[Extracted records]
────────────────
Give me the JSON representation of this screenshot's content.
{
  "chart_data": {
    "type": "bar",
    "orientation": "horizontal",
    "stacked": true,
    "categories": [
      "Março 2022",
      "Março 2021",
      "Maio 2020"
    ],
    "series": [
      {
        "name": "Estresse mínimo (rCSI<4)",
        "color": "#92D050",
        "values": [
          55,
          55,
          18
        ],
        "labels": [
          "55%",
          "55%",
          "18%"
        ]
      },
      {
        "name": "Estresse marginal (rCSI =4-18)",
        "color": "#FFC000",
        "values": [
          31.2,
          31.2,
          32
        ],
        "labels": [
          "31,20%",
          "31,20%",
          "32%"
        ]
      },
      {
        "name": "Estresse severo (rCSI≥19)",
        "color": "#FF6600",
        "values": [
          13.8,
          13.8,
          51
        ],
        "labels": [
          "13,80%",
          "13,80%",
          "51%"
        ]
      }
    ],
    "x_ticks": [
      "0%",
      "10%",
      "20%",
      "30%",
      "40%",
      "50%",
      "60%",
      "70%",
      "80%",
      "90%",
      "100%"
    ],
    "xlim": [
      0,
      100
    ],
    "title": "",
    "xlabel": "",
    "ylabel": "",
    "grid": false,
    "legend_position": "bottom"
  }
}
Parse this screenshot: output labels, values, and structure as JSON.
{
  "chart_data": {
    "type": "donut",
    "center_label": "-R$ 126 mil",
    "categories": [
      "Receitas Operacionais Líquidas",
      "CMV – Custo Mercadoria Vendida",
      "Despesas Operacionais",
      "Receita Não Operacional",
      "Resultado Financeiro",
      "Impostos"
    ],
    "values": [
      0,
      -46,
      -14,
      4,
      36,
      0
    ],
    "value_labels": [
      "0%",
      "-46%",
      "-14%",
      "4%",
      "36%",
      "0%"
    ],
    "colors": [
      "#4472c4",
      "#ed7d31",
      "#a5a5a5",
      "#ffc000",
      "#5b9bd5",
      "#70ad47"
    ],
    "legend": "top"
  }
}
────────────────
[WRITTEN PROBLEM] Which lines hold the word "Operacionais"? Return all of them from the records above.

[ANSWER TO THIS EXERCISE]
      "Receitas Operacionais Líquidas",
      "Despesas Operacionais",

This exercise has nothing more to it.